-- start Items --

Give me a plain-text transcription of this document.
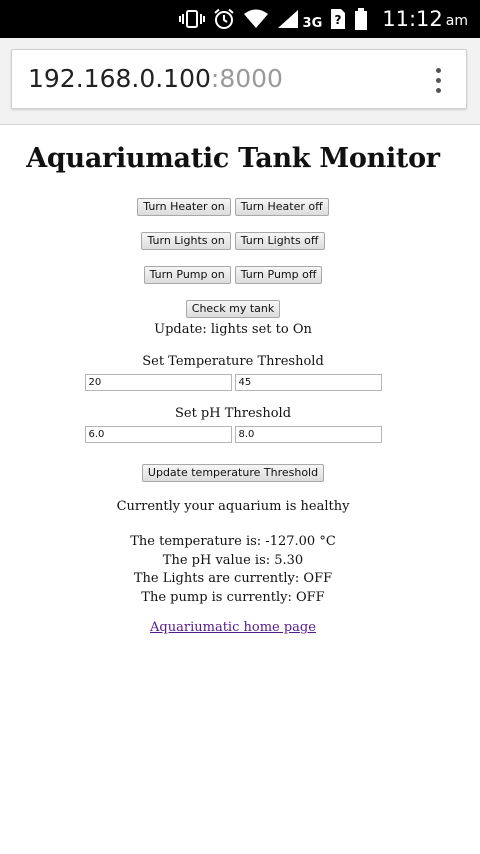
3G ? 11:12 am
192.168.0.100:8000
Aquariumatic Tank Monitor
Turn Heater on	Turn Heater off
Turn Lights on	Turn Lights off
Turn Pump on	Turn Pump off
Check my tank
Update: lights set to On
Set Temperature Threshold
20
45
Set pH Threshold
6.0
8.0
Update temperature Threshold
Currently your aquarium is healthy
The temperature is: -127.00 °C
The pH value is: 5.30
The Lights are currently: OFF
The pump is currently: OFF
Aquariumatic home page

-- end Items --

**Requirements**
Each record above should be copied character for character, with pictures dropped.

**Solved exercise**
Give me a plain-text transcription of this document.
3G ? 11:12 am
192.168.0.100:8000
Aquariumatic Tank Monitor
Turn Heater on	Turn Heater off
Turn Lights on	Turn Lights off
Turn Pump on	Turn Pump off
Check my tank
Update: lights set to On
Set Temperature Threshold
20
45
Set pH Threshold
6.0
8.0
Update temperature Threshold
Currently your aquarium is healthy
The temperature is: -127.00 °C
The pH value is: 5.30
The Lights are currently: OFF
The pump is currently: OFF
Aquariumatic home page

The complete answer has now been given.